Input for this task |
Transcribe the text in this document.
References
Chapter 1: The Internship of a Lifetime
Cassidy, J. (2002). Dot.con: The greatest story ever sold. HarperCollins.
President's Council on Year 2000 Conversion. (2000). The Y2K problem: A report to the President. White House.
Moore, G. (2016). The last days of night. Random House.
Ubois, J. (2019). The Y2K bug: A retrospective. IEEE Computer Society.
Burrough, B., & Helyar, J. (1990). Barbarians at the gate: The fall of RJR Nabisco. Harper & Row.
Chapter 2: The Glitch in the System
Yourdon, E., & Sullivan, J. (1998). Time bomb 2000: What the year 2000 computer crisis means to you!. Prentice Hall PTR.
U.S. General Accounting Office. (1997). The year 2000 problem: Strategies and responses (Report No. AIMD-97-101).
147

Problem statement |
Please set down the whole listing above without altering a single line.

Result of the exercise |
Transcribe the text in this document.
References
Chapter 1: The Internship of a Lifetime
Cassidy, J. (2002). Dot.con: The greatest story ever sold. HarperCollins.
President's Council on Year 2000 Conversion. (2000). The Y2K problem: A report to the President. White House.
Moore, G. (2016). The last days of night. Random House.
Ubois, J. (2019). The Y2K bug: A retrospective. IEEE Computer Society.
Burrough, B., & Helyar, J. (1990). Barbarians at the gate: The fall of RJR Nabisco. Harper & Row.
Chapter 2: The Glitch in the System
Yourdon, E., & Sullivan, J. (1998). Time bomb 2000: What the year 2000 computer crisis means to you!. Prentice Hall PTR.
U.S. General Accounting Office. (1997). The year 2000 problem: Strategies and responses (Report No. AIMD-97-101).
147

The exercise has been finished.